## What to produce:
Look through the records that follow. Copy every line containing the word "title".

## Records that describe figures:
"""
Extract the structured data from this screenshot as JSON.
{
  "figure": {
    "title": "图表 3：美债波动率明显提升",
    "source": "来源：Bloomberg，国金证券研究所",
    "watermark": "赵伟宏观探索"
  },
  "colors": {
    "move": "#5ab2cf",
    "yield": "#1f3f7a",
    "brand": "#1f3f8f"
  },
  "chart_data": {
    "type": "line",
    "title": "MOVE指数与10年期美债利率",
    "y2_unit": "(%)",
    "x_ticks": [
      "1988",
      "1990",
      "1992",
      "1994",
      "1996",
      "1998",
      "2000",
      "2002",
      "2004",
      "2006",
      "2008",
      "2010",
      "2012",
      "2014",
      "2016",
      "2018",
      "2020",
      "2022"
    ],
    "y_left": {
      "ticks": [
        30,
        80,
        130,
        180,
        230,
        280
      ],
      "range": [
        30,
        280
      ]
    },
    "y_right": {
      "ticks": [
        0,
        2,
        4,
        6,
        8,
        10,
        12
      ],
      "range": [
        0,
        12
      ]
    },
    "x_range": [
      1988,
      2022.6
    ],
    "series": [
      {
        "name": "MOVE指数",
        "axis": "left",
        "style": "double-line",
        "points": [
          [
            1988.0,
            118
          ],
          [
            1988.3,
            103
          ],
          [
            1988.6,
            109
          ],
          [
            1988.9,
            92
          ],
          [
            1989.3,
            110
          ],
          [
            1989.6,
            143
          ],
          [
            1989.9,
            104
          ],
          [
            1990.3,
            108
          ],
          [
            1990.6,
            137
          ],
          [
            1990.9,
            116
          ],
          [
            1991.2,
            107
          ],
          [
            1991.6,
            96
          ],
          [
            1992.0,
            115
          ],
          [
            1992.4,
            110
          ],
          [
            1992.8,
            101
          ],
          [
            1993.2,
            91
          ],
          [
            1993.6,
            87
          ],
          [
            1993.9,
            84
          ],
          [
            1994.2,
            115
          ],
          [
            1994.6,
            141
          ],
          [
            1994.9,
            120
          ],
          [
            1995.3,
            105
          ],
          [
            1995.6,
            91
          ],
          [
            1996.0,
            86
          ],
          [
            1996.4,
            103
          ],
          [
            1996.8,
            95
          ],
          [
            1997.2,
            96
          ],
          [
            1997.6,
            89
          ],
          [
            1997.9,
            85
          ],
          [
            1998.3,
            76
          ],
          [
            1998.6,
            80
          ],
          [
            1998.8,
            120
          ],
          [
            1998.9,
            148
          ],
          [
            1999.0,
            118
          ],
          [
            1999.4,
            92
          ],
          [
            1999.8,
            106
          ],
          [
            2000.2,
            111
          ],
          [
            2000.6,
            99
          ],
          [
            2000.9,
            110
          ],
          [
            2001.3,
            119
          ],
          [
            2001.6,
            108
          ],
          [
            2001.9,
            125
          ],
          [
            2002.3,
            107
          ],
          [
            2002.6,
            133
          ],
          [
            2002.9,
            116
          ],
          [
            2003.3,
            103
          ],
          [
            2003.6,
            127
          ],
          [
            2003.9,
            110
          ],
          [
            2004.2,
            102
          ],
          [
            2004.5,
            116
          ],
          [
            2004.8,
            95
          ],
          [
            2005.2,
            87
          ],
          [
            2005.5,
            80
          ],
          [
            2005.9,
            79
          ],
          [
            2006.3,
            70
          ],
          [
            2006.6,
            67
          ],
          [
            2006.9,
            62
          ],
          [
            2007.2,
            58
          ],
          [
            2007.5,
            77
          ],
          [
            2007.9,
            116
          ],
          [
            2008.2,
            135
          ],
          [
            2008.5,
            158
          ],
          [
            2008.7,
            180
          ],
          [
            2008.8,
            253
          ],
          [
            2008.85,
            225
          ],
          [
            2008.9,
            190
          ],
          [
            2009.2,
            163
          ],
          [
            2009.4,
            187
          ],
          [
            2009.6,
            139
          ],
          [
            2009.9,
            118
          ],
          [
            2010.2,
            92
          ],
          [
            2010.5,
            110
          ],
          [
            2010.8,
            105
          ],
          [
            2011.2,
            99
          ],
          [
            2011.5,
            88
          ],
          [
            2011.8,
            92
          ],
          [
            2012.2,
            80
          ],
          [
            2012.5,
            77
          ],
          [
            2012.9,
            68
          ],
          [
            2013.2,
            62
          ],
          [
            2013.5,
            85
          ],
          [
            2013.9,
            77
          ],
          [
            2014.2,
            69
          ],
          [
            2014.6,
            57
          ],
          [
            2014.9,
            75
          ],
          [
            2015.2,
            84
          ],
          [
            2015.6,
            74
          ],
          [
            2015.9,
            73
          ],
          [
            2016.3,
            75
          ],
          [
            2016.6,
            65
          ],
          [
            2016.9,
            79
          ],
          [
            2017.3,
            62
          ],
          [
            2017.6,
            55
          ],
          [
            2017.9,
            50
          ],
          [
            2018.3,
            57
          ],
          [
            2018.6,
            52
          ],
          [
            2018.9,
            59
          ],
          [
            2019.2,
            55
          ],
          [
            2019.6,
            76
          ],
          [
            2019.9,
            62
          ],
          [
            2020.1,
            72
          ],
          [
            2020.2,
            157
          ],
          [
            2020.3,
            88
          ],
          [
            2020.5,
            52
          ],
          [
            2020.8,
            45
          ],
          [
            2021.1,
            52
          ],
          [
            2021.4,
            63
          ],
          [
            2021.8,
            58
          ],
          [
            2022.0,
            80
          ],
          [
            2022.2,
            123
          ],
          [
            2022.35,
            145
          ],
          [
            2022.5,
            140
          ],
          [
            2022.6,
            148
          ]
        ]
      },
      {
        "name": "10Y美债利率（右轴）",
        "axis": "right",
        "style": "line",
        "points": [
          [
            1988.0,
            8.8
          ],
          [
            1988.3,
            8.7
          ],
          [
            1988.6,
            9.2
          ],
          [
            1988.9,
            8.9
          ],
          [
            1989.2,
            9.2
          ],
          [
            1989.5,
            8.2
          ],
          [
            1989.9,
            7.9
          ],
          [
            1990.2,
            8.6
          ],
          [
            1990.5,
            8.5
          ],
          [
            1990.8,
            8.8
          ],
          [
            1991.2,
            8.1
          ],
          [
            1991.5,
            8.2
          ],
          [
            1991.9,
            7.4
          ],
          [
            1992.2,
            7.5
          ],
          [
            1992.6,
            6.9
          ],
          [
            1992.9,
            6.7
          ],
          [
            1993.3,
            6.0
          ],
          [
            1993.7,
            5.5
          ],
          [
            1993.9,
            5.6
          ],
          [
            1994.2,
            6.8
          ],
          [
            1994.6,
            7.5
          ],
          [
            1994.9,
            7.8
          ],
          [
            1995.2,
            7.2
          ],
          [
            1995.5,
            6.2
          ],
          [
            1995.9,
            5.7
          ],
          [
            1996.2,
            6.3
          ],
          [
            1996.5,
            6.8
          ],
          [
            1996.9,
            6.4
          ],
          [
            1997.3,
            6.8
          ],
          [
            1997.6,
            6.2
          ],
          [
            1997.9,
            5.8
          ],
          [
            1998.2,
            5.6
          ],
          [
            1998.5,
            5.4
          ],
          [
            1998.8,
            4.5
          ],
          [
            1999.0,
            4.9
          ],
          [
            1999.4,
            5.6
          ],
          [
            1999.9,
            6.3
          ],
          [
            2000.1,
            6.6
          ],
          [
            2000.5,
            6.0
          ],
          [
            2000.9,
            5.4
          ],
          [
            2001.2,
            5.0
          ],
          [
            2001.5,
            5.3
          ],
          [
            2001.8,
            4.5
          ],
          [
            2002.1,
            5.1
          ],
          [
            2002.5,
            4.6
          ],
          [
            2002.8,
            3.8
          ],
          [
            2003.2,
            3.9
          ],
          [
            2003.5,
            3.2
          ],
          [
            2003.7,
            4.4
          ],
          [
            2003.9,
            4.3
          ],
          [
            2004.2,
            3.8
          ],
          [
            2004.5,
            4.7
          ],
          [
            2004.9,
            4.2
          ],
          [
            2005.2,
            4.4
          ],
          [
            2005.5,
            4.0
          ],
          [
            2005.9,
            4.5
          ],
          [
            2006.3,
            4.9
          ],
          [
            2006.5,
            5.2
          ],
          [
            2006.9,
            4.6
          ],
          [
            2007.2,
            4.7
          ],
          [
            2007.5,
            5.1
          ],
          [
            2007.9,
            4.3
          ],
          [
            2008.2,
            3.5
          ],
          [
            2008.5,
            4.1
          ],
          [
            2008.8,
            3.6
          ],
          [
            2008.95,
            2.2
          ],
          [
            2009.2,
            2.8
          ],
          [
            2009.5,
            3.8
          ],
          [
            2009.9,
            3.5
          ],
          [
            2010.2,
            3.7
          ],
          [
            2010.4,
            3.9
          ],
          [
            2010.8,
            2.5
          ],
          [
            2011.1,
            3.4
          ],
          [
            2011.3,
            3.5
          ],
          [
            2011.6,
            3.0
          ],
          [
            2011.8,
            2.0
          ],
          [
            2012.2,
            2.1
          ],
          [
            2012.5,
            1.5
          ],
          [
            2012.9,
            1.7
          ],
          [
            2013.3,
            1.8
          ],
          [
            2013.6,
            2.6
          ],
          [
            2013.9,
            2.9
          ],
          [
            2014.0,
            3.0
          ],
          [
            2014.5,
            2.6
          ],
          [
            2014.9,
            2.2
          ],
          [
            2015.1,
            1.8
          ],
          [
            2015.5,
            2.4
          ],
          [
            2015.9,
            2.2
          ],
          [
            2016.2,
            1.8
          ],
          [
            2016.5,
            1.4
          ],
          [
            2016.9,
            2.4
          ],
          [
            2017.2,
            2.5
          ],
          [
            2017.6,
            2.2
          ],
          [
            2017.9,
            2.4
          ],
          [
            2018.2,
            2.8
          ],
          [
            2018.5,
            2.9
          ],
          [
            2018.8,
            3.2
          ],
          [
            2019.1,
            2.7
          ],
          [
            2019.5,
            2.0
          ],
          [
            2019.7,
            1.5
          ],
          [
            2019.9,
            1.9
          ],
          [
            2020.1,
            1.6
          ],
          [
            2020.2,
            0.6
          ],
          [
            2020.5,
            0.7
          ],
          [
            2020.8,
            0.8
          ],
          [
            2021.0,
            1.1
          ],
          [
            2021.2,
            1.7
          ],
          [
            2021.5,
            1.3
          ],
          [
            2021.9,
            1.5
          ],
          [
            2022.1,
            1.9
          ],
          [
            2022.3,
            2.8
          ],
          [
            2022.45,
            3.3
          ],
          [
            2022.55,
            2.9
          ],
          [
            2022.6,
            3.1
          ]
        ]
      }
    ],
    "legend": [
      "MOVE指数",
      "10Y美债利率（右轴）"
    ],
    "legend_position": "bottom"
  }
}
"""
## Task output:
    "title": "图表 3：美债波动率明显提升",
    "title": "MOVE指数与10年期美债利率",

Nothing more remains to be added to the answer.